What is required: Write out the material exactly, with the pictures left out.
Start Provided data
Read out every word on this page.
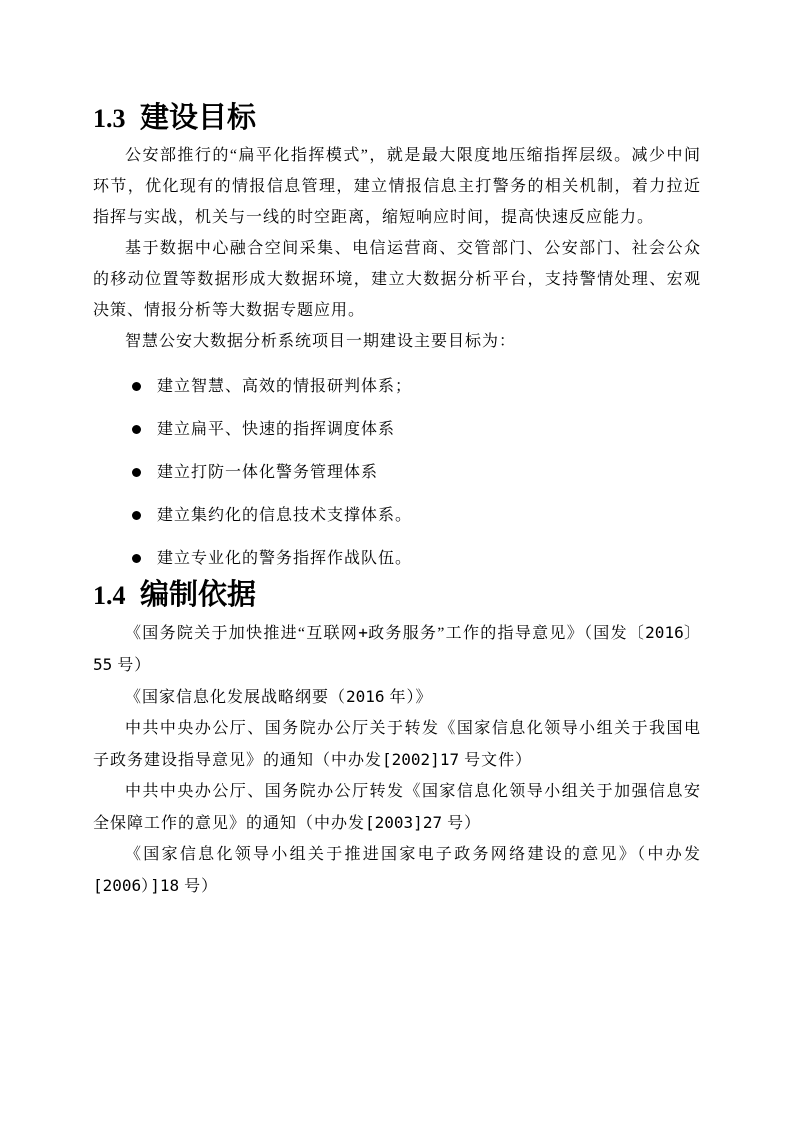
1.3 建设目标

公安部推行的“扁平化指挥模式”，就是最大限度地压缩指挥层级。减少中间环节，优化现有的情报信息管理，建立情报信息主打警务的相关机制，着力拉近指挥与实战，机关与一线的时空距离，缩短响应时间，提高快速反应能力。

基于数据中心融合空间采集、电信运营商、交管部门、公安部门、社会公众的移动位置等数据形成大数据环境，建立大数据分析平台，支持警情处理、宏观决策、情报分析等大数据专题应用。

智慧公安大数据分析系统项目一期建设主要目标为：

建立智慧、高效的情报研判体系；
建立扁平、快速的指挥调度体系
建立打防一体化警务管理体系
建立集约化的信息技术支撑体系。
建立专业化的警务指挥作战队伍。
1.4 编制依据

《国务院关于加快推进“互联网+政务服务”工作的指导意见》（国发〔2016〕55 号）

《国家信息化发展战略纲要（2016 年）》

中共中央办公厅、国务院办公厅关于转发《国家信息化领导小组关于我国电子政务建设指导意见》的通知（中办发[2002]17 号文件）

中共中央办公厅、国务院办公厅转发《国家信息化领导小组关于加强信息安全保障工作的意见》的通知（中办发[2003]27 号）

《国家信息化领导小组关于推进国家电子政务网络建设的意见》（中办发[2006）]18 号）
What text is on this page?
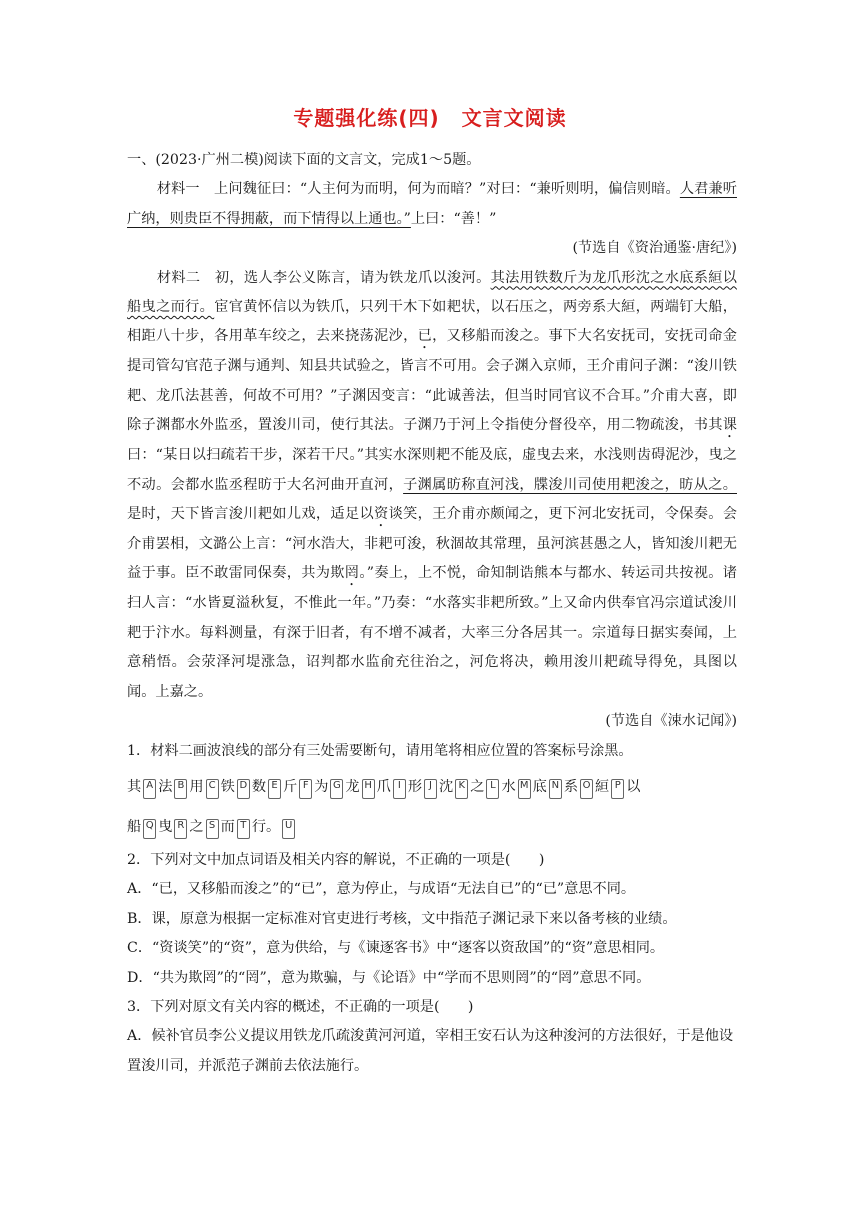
专题强化练(四) 文言文阅读

一、(2023·广州二模)阅读下面的文言文，完成1～5题。

材料一　上问魏征曰：“人主何为而明，何为而暗？”对曰：“兼听则明，偏信则暗。人君兼听广纳，则贵臣不得拥蔽，而下情得以上通也。”上曰：“善！”

(节选自《资治通鉴·唐纪》)

材料二　初，选人李公义陈言，请为铁龙爪以浚河。其法用铁数斤为龙爪形沈之水底系絙以船曳之而行。宦官黄怀信以为铁爪，只列干木下如耙状，以石压之，两旁系大絙，两端钉大船，相距八十步，各用革车绞之，去来挠荡泥沙，已，又移船而浚之。事下大名安抚司，安抚司命金提司管勾官范子渊与通判、知县共试验之，皆言不可用。会子渊入京师，王介甫问子渊：“浚川铁耙、龙爪法甚善，何故不可用？”子渊因变言：“此诚善法，但当时同官议不合耳。”介甫大喜，即除子渊都水外监丞，置浚川司，使行其法。子渊乃于河上令指使分督役卒，用二物疏浚，书其课曰：“某日以扫疏若干步，深若干尺。”其实水深则耙不能及底，虚曳去来，水浅则齿碍泥沙，曳之不动。会都水监丞程昉于大名河曲开直河，子渊属昉称直河浅，牒浚川司使用耙浚之，昉从之。是时，天下皆言浚川耙如儿戏，适足以资谈笑，王介甫亦颇闻之，更下河北安抚司，令保奏。会介甫罢相，文潞公上言：“河水浩大，非耙可浚，秋涸故其常理，虽河滨甚愚之人，皆知浚川耙无益于事。臣不敢雷同保奏，共为欺罔。”奏上，上不悦，命知制诰熊本与都水、转运司共按视。诸扫人言：“水皆夏溢秋复，不惟此一年。”乃奏：“水落实非耙所致。”上又命内供奉官冯宗道试浚川耙于汴水。每料测量，有深于旧者，有不增不减者，大率三分各居其一。宗道每日据实奏闻，上意稍悟。会荥泽河堤涨急，诏判都水监俞充往治之，河危将决，赖用浚川耙疏导得免，具图以闻。上嘉之。

(节选自《涑水记闻》)

1．材料二画波浪线的部分有三处需要断句，请用笔将相应位置的答案标号涂黑。

其 A 法 B 用 C 铁 D 数 E 斤 F 为 G 龙 H 爪 I 形 J 沈 K 之 L 水 M 底 N 系 O 絙 P 以
船 Q 曳 R 之 S 而 T 行。 U

2．下列对文中加点词语及相关内容的解说，不正确的一项是(　　)

A．“已，又移船而浚之”的“已”，意为停止，与成语“无法自已”的“已”意思不同。

B．课，原意为根据一定标准对官吏进行考核，文中指范子渊记录下来以备考核的业绩。

C．“资谈笑”的“资”，意为供给，与《谏逐客书》中“逐客以资敌国”的“资”意思相同。

D．“共为欺罔”的“罔”，意为欺骗，与《论语》中“学而不思则罔”的“罔”意思不同。

3．下列对原文有关内容的概述，不正确的一项是(　　)

A．候补官员李公义提议用铁龙爪疏浚黄河河道，宰相王安石认为这种浚河的方法很好，于是他设置浚川司，并派范子渊前去依法施行。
End Provided data
Solution:
Read out every word on this page.
1.3 建设目标

公安部推行的“扁平化指挥模式”，就是最大限度地压缩指挥层级。减少中间环节，优化现有的情报信息管理，建立情报信息主打警务的相关机制，着力拉近指挥与实战，机关与一线的时空距离，缩短响应时间，提高快速反应能力。

基于数据中心融合空间采集、电信运营商、交管部门、公安部门、社会公众的移动位置等数据形成大数据环境，建立大数据分析平台，支持警情处理、宏观决策、情报分析等大数据专题应用。

智慧公安大数据分析系统项目一期建设主要目标为：

建立智慧、高效的情报研判体系；
建立扁平、快速的指挥调度体系
建立打防一体化警务管理体系
建立集约化的信息技术支撑体系。
建立专业化的警务指挥作战队伍。
1.4 编制依据

《国务院关于加快推进“互联网+政务服务”工作的指导意见》（国发〔2016〕55 号）

《国家信息化发展战略纲要（2016 年）》

中共中央办公厅、国务院办公厅关于转发《国家信息化领导小组关于我国电子政务建设指导意见》的通知（中办发[2002]17 号文件）

中共中央办公厅、国务院办公厅转发《国家信息化领导小组关于加强信息安全保障工作的意见》的通知（中办发[2003]27 号）

《国家信息化领导小组关于推进国家电子政务网络建设的意见》（中办发[2006）]18 号）
What text is on this page?
专题强化练(四) 文言文阅读

一、(2023·广州二模)阅读下面的文言文，完成1～5题。

材料一　上问魏征曰：“人主何为而明，何为而暗？”对曰：“兼听则明，偏信则暗。人君兼听广纳，则贵臣不得拥蔽，而下情得以上通也。”上曰：“善！”

(节选自《资治通鉴·唐纪》)

材料二　初，选人李公义陈言，请为铁龙爪以浚河。其法用铁数斤为龙爪形沈之水底系絙以船曳之而行。宦官黄怀信以为铁爪，只列干木下如耙状，以石压之，两旁系大絙，两端钉大船，相距八十步，各用革车绞之，去来挠荡泥沙，已，又移船而浚之。事下大名安抚司，安抚司命金提司管勾官范子渊与通判、知县共试验之，皆言不可用。会子渊入京师，王介甫问子渊：“浚川铁耙、龙爪法甚善，何故不可用？”子渊因变言：“此诚善法，但当时同官议不合耳。”介甫大喜，即除子渊都水外监丞，置浚川司，使行其法。子渊乃于河上令指使分督役卒，用二物疏浚，书其课曰：“某日以扫疏若干步，深若干尺。”其实水深则耙不能及底，虚曳去来，水浅则齿碍泥沙，曳之不动。会都水监丞程昉于大名河曲开直河，子渊属昉称直河浅，牒浚川司使用耙浚之，昉从之。是时，天下皆言浚川耙如儿戏，适足以资谈笑，王介甫亦颇闻之，更下河北安抚司，令保奏。会介甫罢相，文潞公上言：“河水浩大，非耙可浚，秋涸故其常理，虽河滨甚愚之人，皆知浚川耙无益于事。臣不敢雷同保奏，共为欺罔。”奏上，上不悦，命知制诰熊本与都水、转运司共按视。诸扫人言：“水皆夏溢秋复，不惟此一年。”乃奏：“水落实非耙所致。”上又命内供奉官冯宗道试浚川耙于汴水。每料测量，有深于旧者，有不增不减者，大率三分各居其一。宗道每日据实奏闻，上意稍悟。会荥泽河堤涨急，诏判都水监俞充往治之，河危将决，赖用浚川耙疏导得免，具图以闻。上嘉之。

(节选自《涑水记闻》)

1．材料二画波浪线的部分有三处需要断句，请用笔将相应位置的答案标号涂黑。

其 A 法 B 用 C 铁 D 数 E 斤 F 为 G 龙 H 爪 I 形 J 沈 K 之 L 水 M 底 N 系 O 絙 P 以
船 Q 曳 R 之 S 而 T 行。 U

2．下列对文中加点词语及相关内容的解说，不正确的一项是(　　)

A．“已，又移船而浚之”的“已”，意为停止，与成语“无法自已”的“已”意思不同。

B．课，原意为根据一定标准对官吏进行考核，文中指范子渊记录下来以备考核的业绩。

C．“资谈笑”的“资”，意为供给，与《谏逐客书》中“逐客以资敌国”的“资”意思相同。

D．“共为欺罔”的“罔”，意为欺骗，与《论语》中“学而不思则罔”的“罔”意思不同。

3．下列对原文有关内容的概述，不正确的一项是(　　)

A．候补官员李公义提议用铁龙爪疏浚黄河河道，宰相王安石认为这种浚河的方法很好，于是他设置浚川司，并派范子渊前去依法施行。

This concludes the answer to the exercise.